▶ What you should do
Bring together all lines of the material below that contain the string "structured".

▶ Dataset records

┌──

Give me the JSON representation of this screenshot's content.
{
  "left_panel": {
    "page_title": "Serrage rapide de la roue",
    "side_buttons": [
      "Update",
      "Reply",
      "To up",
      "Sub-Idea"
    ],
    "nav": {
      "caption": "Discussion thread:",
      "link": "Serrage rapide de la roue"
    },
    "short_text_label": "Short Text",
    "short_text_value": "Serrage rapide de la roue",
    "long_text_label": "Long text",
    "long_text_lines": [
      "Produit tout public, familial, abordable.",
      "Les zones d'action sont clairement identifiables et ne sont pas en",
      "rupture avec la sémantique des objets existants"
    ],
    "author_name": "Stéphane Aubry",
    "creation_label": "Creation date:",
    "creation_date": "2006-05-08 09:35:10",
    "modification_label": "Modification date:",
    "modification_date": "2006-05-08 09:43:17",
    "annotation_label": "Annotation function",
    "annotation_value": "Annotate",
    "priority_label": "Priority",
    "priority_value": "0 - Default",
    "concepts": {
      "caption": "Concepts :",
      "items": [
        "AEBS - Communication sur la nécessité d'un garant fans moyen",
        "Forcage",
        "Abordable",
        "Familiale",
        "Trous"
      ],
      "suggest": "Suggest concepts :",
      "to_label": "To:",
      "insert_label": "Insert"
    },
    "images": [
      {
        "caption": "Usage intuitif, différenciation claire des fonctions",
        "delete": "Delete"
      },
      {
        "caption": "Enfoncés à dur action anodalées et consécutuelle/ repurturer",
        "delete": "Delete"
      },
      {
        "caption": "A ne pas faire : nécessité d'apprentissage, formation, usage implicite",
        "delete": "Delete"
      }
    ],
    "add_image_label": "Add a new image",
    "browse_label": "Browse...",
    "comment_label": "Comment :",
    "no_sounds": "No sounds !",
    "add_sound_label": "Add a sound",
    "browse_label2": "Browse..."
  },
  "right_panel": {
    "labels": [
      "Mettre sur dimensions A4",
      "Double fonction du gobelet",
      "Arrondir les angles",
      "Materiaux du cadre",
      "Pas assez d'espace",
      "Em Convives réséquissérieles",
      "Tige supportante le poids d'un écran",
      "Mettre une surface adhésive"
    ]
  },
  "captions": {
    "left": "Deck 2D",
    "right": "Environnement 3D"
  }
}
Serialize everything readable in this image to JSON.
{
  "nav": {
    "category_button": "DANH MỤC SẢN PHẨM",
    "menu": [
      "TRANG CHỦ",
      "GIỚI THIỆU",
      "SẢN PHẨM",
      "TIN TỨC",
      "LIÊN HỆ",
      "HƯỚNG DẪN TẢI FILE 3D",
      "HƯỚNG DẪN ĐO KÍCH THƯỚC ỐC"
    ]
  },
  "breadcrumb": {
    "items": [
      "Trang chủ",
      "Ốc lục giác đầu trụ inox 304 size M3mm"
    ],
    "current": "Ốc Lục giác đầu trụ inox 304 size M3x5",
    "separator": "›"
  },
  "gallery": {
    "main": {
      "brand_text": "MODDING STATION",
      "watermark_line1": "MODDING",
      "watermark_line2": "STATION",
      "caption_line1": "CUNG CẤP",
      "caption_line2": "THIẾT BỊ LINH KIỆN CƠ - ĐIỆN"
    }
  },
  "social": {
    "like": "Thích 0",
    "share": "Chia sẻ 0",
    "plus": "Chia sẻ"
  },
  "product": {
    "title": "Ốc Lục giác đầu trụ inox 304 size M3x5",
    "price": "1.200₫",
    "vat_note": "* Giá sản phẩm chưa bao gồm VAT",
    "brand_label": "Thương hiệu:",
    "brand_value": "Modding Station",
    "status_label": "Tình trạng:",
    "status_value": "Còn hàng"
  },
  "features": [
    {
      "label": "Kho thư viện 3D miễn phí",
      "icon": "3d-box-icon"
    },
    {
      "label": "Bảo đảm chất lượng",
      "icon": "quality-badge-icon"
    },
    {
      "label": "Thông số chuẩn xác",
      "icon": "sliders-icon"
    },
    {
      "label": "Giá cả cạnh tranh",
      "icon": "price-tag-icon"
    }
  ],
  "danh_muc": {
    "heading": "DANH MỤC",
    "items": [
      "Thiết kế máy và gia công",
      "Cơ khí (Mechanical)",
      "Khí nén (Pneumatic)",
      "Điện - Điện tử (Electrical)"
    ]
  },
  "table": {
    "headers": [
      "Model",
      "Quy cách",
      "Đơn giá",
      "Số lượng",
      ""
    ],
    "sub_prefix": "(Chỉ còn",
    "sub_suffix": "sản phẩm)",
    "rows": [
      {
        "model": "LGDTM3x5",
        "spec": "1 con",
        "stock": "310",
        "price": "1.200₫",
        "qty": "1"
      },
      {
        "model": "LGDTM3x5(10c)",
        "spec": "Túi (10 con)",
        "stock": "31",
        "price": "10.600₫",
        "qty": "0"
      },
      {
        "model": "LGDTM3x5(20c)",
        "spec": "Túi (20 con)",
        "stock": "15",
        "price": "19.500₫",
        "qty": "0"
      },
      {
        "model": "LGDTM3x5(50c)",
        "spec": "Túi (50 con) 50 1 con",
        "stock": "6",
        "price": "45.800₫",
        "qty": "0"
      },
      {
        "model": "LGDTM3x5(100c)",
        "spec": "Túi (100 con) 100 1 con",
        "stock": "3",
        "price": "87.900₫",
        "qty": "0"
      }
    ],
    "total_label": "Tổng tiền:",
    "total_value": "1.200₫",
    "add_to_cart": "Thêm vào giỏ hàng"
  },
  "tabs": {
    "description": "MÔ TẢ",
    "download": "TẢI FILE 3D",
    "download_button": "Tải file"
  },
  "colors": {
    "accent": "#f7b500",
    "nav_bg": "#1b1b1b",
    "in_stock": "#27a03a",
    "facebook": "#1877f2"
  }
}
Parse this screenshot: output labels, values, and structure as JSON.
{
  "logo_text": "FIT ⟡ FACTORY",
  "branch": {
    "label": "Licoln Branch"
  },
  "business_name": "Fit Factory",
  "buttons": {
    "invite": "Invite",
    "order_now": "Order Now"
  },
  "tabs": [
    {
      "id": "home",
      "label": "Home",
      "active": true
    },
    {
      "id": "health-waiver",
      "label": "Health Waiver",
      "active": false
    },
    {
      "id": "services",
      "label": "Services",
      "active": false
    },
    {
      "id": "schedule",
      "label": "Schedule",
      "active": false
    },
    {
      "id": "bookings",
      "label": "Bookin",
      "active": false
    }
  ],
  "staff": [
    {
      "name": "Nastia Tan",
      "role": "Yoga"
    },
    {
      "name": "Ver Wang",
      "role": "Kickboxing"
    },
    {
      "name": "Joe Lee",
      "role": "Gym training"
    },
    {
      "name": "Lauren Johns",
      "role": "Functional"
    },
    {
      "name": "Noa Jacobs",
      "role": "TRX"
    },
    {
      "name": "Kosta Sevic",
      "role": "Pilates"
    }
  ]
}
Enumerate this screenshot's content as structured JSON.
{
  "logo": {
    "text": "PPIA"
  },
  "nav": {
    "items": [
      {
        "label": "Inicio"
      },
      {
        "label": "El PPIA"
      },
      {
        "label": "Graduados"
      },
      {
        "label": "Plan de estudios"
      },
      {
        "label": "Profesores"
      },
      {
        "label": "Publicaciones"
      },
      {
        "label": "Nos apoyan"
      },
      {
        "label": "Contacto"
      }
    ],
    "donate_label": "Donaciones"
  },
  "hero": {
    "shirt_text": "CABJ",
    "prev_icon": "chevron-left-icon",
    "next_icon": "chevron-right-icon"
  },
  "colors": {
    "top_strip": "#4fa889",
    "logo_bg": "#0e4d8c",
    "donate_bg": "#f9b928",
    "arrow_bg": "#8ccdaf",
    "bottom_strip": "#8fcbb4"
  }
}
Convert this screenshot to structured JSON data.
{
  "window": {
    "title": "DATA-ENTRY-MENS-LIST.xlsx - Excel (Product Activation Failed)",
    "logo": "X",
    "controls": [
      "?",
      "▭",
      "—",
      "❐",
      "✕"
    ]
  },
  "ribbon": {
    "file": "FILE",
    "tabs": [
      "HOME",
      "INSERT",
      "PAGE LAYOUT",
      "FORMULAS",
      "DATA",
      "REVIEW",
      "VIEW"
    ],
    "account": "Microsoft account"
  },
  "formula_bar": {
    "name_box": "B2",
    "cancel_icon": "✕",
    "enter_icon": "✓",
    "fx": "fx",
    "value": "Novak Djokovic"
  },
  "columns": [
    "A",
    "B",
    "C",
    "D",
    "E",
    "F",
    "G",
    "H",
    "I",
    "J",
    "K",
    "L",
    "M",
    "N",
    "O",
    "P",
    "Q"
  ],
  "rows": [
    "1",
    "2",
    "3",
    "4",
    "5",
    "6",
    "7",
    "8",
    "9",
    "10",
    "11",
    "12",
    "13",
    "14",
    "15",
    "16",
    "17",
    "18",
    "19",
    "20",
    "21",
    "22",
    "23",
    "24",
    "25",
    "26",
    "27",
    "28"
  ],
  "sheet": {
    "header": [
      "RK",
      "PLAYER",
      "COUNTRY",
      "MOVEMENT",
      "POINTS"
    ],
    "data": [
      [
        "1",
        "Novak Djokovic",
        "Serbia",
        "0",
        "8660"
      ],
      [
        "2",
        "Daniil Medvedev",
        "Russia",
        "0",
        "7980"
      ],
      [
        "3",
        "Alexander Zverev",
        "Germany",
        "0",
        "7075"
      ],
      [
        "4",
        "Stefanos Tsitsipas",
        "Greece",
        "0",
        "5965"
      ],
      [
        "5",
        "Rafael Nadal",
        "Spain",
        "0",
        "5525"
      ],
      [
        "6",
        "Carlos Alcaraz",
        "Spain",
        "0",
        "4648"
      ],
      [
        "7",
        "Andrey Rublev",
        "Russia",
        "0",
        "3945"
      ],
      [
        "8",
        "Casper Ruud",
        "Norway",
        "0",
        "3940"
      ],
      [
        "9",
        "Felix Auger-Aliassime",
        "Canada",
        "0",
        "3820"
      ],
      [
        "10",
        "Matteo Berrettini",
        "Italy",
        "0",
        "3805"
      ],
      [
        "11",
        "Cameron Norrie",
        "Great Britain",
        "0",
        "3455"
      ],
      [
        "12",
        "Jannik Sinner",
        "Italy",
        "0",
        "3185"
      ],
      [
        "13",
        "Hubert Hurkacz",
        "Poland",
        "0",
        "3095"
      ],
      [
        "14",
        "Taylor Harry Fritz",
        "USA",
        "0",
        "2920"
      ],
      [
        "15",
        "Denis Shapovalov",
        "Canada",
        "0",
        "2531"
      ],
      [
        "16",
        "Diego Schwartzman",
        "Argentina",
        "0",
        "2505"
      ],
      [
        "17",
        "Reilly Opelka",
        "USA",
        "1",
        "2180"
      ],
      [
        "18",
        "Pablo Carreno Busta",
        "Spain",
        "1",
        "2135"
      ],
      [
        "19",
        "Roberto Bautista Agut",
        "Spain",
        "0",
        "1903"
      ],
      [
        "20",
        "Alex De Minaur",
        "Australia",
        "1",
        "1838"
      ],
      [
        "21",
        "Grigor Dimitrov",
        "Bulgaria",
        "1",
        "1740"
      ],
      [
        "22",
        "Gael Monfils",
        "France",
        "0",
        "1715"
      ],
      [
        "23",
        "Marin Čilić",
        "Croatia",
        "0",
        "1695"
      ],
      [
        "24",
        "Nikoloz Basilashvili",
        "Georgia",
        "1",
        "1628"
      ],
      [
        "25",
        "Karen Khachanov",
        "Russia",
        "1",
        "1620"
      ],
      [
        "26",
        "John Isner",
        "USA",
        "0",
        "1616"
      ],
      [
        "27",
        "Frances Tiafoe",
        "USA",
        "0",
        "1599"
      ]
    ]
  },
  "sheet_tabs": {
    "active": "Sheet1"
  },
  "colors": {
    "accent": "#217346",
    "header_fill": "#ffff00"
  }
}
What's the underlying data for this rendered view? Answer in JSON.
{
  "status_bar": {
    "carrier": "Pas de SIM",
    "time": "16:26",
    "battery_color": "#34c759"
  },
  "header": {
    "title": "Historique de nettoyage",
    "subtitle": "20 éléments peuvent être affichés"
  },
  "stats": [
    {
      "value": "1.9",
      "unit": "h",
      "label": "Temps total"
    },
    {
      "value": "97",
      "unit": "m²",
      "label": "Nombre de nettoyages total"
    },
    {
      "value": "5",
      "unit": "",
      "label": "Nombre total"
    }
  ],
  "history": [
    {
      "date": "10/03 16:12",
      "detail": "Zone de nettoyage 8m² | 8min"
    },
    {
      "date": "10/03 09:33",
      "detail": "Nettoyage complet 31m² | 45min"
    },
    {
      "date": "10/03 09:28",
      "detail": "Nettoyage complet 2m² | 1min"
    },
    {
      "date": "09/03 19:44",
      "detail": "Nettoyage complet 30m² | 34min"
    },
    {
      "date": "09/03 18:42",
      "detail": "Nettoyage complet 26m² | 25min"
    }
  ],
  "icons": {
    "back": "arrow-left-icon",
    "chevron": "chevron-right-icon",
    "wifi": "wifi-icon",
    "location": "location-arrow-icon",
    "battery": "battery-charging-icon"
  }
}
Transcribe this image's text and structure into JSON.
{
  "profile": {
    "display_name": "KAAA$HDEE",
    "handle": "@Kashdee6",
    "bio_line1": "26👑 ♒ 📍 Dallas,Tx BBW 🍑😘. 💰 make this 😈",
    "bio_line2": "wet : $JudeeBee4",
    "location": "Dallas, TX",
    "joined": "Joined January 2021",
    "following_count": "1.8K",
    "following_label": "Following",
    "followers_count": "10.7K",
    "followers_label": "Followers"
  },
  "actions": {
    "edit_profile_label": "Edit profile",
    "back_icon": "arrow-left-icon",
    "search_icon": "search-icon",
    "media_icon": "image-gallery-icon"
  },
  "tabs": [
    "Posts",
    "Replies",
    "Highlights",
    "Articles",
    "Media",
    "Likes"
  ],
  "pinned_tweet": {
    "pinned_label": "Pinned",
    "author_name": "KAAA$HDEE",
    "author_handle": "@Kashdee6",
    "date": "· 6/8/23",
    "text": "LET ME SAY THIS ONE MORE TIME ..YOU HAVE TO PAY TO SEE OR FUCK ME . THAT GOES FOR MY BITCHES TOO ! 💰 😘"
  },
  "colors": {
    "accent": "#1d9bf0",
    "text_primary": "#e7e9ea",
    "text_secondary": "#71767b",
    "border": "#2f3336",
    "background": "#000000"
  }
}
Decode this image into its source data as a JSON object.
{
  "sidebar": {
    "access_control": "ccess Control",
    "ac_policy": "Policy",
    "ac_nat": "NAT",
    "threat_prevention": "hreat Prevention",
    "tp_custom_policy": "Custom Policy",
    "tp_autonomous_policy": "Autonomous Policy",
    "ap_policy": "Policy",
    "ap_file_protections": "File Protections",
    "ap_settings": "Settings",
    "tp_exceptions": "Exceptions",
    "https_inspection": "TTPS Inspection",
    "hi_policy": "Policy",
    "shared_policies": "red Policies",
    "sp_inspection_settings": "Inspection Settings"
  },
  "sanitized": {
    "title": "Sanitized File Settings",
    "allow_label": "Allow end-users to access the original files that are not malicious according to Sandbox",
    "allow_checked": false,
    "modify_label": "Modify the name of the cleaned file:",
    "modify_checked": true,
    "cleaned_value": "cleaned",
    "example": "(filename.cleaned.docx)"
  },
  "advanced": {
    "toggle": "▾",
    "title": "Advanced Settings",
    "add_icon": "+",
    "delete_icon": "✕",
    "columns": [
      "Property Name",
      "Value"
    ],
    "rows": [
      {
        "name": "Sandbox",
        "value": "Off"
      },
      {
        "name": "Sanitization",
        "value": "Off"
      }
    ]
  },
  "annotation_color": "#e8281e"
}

└──

▶ Written solution
Enumerate this screenshot's content as structured JSON.
Convert this screenshot to structured JSON data.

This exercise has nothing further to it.